→ Stated exercise: Quote all of the data that follows exactly as written, skipping the images.

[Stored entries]
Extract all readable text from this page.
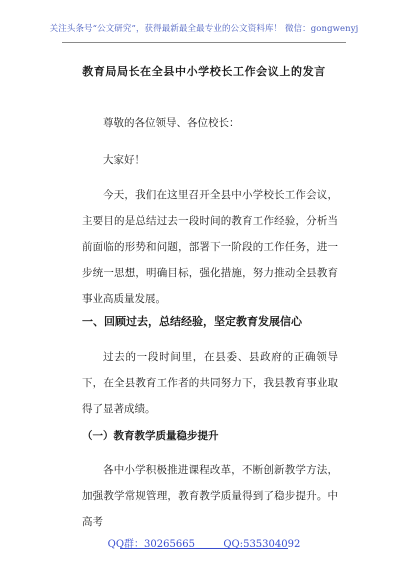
关注头条号“公文研究”，获得最新最全最专业的公文资料库！ 微信：gongwenyj
教育局局长在全县中小学校长工作会议上的发言

尊敬的各位领导、各位校长：

大家好！

今天，我们在这里召开全县中小学校长工作会议，主要目的是总结过去一段时间的教育工作经验，分析当前面临的形势和问题，部署下一阶段的工作任务，进一步统一思想，明确目标，强化措施，努力推动全县教育事业高质量发展。

一、回顾过去，总结经验，坚定教育发展信心

过去的一段时间里，在县委、县政府的正确领导下，在全县教育工作者的共同努力下，我县教育事业取得了显著成绩。

（一）教育教学质量稳步提升

各中小学积极推进课程改革，不断创新教学方法，加强教学常规管理，教育教学质量得到了稳步提升。中高考

QQ群：30265665	QQ:535304092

→ Completed exercise:
Extract all readable text from this page.
关注头条号“公文研究”，获得最新最全最专业的公文资料库！ 微信：gongwenyj
教育局局长在全县中小学校长工作会议上的发言

尊敬的各位领导、各位校长：

大家好！

今天，我们在这里召开全县中小学校长工作会议，主要目的是总结过去一段时间的教育工作经验，分析当前面临的形势和问题，部署下一阶段的工作任务，进一步统一思想，明确目标，强化措施，努力推动全县教育事业高质量发展。

一、回顾过去，总结经验，坚定教育发展信心

过去的一段时间里，在县委、县政府的正确领导下，在全县教育工作者的共同努力下，我县教育事业取得了显著成绩。

（一）教育教学质量稳步提升

各中小学积极推进课程改革，不断创新教学方法，加强教学常规管理，教育教学质量得到了稳步提升。中高考

QQ群：30265665	QQ:535304092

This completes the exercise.